Check each line below for "bottom" and report how many have it, nothing else.

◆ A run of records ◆
--- BEGIN ---
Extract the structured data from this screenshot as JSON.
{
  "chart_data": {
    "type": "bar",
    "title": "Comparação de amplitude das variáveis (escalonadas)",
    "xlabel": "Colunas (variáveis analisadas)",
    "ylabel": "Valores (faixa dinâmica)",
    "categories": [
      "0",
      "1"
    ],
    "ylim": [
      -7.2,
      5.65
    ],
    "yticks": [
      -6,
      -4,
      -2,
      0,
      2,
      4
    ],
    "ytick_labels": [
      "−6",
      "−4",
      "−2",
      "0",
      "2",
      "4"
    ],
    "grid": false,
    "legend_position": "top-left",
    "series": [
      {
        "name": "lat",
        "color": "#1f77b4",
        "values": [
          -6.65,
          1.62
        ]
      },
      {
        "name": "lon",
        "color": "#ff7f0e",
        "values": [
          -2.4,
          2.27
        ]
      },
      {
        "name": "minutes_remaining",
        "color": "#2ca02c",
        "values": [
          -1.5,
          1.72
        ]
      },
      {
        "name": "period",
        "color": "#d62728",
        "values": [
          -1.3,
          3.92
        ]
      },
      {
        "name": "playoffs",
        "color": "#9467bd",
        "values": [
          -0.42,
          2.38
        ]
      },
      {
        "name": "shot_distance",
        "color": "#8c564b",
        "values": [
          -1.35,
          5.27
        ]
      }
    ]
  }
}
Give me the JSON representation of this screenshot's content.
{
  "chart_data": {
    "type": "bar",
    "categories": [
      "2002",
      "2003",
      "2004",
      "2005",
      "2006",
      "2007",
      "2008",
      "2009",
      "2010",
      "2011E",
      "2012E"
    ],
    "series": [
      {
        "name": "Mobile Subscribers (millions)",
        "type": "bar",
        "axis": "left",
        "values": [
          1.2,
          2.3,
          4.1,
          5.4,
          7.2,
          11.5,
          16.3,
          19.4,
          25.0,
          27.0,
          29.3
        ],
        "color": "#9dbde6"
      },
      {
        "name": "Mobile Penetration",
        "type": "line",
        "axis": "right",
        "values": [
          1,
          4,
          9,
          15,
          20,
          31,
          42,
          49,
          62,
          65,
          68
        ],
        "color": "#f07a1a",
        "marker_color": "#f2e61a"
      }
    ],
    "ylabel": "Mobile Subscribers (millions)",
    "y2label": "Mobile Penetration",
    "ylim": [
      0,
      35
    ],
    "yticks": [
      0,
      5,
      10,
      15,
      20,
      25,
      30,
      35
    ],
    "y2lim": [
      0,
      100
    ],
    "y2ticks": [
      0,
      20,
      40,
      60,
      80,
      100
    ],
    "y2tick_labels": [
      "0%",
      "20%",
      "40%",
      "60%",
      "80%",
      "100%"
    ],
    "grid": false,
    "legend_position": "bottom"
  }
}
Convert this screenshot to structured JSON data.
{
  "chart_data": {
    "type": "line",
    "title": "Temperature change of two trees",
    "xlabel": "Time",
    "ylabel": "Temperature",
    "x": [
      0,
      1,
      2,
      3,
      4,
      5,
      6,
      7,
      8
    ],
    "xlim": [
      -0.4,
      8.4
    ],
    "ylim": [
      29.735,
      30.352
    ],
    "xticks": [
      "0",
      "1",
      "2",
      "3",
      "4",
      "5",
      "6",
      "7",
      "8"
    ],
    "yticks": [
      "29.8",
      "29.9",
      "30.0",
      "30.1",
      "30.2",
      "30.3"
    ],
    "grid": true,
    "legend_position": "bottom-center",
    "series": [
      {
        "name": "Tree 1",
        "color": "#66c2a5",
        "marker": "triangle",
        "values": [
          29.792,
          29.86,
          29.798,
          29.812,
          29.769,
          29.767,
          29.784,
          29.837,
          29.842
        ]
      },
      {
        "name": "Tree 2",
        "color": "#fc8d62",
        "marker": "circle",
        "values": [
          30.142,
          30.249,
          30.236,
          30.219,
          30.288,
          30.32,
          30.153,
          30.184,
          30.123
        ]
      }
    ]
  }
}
--- END ---
◆ Answer to the task ◆
2